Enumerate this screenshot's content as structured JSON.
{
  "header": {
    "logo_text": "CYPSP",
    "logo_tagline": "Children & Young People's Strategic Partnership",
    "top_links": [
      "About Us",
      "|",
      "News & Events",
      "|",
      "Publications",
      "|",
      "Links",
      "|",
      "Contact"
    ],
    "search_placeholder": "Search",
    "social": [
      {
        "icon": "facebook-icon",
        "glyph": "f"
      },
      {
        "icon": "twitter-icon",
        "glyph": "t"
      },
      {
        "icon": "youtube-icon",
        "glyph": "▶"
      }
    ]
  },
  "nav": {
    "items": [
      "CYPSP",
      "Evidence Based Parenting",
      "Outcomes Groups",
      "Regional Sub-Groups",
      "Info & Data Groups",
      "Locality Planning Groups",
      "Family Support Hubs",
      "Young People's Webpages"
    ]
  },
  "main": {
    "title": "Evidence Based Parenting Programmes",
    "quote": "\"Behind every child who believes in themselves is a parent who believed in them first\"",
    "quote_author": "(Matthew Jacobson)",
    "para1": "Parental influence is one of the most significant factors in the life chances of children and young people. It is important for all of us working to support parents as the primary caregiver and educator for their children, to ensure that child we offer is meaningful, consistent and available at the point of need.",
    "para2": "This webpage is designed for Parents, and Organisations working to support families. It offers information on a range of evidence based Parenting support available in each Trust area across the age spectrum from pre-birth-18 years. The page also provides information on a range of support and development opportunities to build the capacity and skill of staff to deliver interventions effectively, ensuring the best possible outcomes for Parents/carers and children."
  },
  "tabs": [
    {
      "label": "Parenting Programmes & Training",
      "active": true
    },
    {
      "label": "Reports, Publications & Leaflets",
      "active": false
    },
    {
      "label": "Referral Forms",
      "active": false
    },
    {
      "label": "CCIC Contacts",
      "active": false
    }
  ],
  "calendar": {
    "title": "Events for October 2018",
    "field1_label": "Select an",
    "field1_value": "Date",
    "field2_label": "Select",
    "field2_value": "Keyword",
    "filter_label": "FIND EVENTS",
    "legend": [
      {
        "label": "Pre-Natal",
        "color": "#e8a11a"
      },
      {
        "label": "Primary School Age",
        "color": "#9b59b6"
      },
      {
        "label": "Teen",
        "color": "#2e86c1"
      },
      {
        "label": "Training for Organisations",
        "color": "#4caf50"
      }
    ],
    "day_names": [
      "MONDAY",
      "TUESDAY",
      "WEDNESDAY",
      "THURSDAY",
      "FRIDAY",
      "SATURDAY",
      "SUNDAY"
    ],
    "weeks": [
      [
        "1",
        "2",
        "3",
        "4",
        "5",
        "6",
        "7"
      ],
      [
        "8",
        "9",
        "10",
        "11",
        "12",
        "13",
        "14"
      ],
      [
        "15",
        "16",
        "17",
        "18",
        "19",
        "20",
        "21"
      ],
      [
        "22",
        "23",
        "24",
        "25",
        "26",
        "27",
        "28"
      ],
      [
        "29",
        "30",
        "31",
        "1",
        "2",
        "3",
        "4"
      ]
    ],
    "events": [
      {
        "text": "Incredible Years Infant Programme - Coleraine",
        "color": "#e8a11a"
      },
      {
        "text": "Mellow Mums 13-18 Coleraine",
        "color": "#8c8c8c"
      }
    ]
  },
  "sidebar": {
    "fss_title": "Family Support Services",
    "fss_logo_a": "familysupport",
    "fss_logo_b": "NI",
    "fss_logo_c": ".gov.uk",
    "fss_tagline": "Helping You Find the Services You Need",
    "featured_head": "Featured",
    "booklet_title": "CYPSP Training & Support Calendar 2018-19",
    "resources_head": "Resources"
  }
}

* _Request_
Report only the number of lines in the data above that contain "Groups".

* _Answer to this problem_
4